--- BEGIN EXTRACTED MATERIAL ---
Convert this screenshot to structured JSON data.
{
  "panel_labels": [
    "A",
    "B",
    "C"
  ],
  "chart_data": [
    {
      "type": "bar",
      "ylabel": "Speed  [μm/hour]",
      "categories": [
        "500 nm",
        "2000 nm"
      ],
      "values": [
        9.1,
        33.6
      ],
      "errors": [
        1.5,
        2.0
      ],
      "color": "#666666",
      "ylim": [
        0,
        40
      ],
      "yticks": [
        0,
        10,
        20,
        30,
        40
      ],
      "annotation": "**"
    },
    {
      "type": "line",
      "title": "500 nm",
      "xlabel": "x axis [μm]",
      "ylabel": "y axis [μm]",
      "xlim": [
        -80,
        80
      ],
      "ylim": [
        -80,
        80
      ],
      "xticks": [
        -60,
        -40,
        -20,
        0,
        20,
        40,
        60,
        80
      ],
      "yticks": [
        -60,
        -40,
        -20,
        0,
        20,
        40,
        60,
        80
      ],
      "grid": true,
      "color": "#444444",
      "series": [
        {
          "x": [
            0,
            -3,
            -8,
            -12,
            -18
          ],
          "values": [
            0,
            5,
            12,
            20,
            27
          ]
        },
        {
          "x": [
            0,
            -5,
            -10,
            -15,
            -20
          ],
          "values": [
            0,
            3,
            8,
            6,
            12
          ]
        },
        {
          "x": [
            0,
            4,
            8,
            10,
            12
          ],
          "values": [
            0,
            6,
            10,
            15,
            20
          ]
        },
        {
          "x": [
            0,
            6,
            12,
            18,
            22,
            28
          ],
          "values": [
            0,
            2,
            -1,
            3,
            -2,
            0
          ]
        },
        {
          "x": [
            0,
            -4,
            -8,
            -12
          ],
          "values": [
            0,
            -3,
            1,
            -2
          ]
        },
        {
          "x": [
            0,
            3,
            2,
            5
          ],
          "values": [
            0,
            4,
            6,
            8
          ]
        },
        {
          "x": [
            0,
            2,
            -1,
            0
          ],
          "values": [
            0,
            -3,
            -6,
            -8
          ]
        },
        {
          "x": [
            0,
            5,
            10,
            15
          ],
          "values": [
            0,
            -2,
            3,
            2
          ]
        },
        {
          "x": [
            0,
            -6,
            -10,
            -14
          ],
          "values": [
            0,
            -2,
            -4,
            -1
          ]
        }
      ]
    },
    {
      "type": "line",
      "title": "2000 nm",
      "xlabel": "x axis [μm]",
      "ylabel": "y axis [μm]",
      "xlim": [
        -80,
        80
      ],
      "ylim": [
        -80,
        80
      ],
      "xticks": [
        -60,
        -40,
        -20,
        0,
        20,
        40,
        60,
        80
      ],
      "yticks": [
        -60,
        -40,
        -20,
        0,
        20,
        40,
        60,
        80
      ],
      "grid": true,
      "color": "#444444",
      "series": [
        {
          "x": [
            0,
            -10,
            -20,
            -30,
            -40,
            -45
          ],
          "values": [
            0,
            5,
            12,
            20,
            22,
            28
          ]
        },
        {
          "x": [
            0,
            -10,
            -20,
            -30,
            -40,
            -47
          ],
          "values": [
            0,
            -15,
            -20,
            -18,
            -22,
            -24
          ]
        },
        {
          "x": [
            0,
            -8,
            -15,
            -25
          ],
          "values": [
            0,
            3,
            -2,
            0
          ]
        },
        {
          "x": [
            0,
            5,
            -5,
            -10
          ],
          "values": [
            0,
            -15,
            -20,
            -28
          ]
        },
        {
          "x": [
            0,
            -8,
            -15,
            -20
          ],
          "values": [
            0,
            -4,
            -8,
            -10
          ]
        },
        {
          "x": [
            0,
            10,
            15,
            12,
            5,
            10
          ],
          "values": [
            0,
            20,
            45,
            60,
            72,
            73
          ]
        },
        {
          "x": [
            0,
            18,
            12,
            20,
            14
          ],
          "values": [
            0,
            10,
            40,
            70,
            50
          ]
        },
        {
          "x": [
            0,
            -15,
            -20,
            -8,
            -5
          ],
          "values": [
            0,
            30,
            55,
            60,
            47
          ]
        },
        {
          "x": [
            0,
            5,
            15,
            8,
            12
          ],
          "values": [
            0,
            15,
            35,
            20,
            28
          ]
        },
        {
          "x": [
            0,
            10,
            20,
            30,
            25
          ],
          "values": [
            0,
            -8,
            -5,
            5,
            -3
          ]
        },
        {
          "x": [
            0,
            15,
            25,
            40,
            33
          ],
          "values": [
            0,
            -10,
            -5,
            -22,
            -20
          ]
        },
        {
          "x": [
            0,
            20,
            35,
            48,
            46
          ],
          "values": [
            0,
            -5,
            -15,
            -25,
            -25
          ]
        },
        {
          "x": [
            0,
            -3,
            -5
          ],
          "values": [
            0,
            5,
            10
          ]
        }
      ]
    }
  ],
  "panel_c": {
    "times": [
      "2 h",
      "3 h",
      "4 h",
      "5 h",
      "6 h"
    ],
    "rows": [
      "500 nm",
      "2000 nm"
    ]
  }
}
--- END EXTRACTED MATERIAL ---
EXERCISE >>
Above are some records. Print them all exactly.

THE SOLUTION >>
Convert this screenshot to structured JSON data.
{
  "panel_labels": [
    "A",
    "B",
    "C"
  ],
  "chart_data": [
    {
      "type": "bar",
      "ylabel": "Speed  [μm/hour]",
      "categories": [
        "500 nm",
        "2000 nm"
      ],
      "values": [
        9.1,
        33.6
      ],
      "errors": [
        1.5,
        2.0
      ],
      "color": "#666666",
      "ylim": [
        0,
        40
      ],
      "yticks": [
        0,
        10,
        20,
        30,
        40
      ],
      "annotation": "**"
    },
    {
      "type": "line",
      "title": "500 nm",
      "xlabel": "x axis [μm]",
      "ylabel": "y axis [μm]",
      "xlim": [
        -80,
        80
      ],
      "ylim": [
        -80,
        80
      ],
      "xticks": [
        -60,
        -40,
        -20,
        0,
        20,
        40,
        60,
        80
      ],
      "yticks": [
        -60,
        -40,
        -20,
        0,
        20,
        40,
        60,
        80
      ],
      "grid": true,
      "color": "#444444",
      "series": [
        {
          "x": [
            0,
            -3,
            -8,
            -12,
            -18
          ],
          "values": [
            0,
            5,
            12,
            20,
            27
          ]
        },
        {
          "x": [
            0,
            -5,
            -10,
            -15,
            -20
          ],
          "values": [
            0,
            3,
            8,
            6,
            12
          ]
        },
        {
          "x": [
            0,
            4,
            8,
            10,
            12
          ],
          "values": [
            0,
            6,
            10,
            15,
            20
          ]
        },
        {
          "x": [
            0,
            6,
            12,
            18,
            22,
            28
          ],
          "values": [
            0,
            2,
            -1,
            3,
            -2,
            0
          ]
        },
        {
          "x": [
            0,
            -4,
            -8,
            -12
          ],
          "values": [
            0,
            -3,
            1,
            -2
          ]
        },
        {
          "x": [
            0,
            3,
            2,
            5
          ],
          "values": [
            0,
            4,
            6,
            8
          ]
        },
        {
          "x": [
            0,
            2,
            -1,
            0
          ],
          "values": [
            0,
            -3,
            -6,
            -8
          ]
        },
        {
          "x": [
            0,
            5,
            10,
            15
          ],
          "values": [
            0,
            -2,
            3,
            2
          ]
        },
        {
          "x": [
            0,
            -6,
            -10,
            -14
          ],
          "values": [
            0,
            -2,
            -4,
            -1
          ]
        }
      ]
    },
    {
      "type": "line",
      "title": "2000 nm",
      "xlabel": "x axis [μm]",
      "ylabel": "y axis [μm]",
      "xlim": [
        -80,
        80
      ],
      "ylim": [
        -80,
        80
      ],
      "xticks": [
        -60,
        -40,
        -20,
        0,
        20,
        40,
        60,
        80
      ],
      "yticks": [
        -60,
        -40,
        -20,
        0,
        20,
        40,
        60,
        80
      ],
      "grid": true,
      "color": "#444444",
      "series": [
        {
          "x": [
            0,
            -10,
            -20,
            -30,
            -40,
            -45
          ],
          "values": [
            0,
            5,
            12,
            20,
            22,
            28
          ]
        },
        {
          "x": [
            0,
            -10,
            -20,
            -30,
            -40,
            -47
          ],
          "values": [
            0,
            -15,
            -20,
            -18,
            -22,
            -24
          ]
        },
        {
          "x": [
            0,
            -8,
            -15,
            -25
          ],
          "values": [
            0,
            3,
            -2,
            0
          ]
        },
        {
          "x": [
            0,
            5,
            -5,
            -10
          ],
          "values": [
            0,
            -15,
            -20,
            -28
          ]
        },
        {
          "x": [
            0,
            -8,
            -15,
            -20
          ],
          "values": [
            0,
            -4,
            -8,
            -10
          ]
        },
        {
          "x": [
            0,
            10,
            15,
            12,
            5,
            10
          ],
          "values": [
            0,
            20,
            45,
            60,
            72,
            73
          ]
        },
        {
          "x": [
            0,
            18,
            12,
            20,
            14
          ],
          "values": [
            0,
            10,
            40,
            70,
            50
          ]
        },
        {
          "x": [
            0,
            -15,
            -20,
            -8,
            -5
          ],
          "values": [
            0,
            30,
            55,
            60,
            47
          ]
        },
        {
          "x": [
            0,
            5,
            15,
            8,
            12
          ],
          "values": [
            0,
            15,
            35,
            20,
            28
          ]
        },
        {
          "x": [
            0,
            10,
            20,
            30,
            25
          ],
          "values": [
            0,
            -8,
            -5,
            5,
            -3
          ]
        },
        {
          "x": [
            0,
            15,
            25,
            40,
            33
          ],
          "values": [
            0,
            -10,
            -5,
            -22,
            -20
          ]
        },
        {
          "x": [
            0,
            20,
            35,
            48,
            46
          ],
          "values": [
            0,
            -5,
            -15,
            -25,
            -25
          ]
        },
        {
          "x": [
            0,
            -3,
            -5
          ],
          "values": [
            0,
            5,
            10
          ]
        }
      ]
    }
  ],
  "panel_c": {
    "times": [
      "2 h",
      "3 h",
      "4 h",
      "5 h",
      "6 h"
    ],
    "rows": [
      "500 nm",
      "2000 nm"
    ]
  }
}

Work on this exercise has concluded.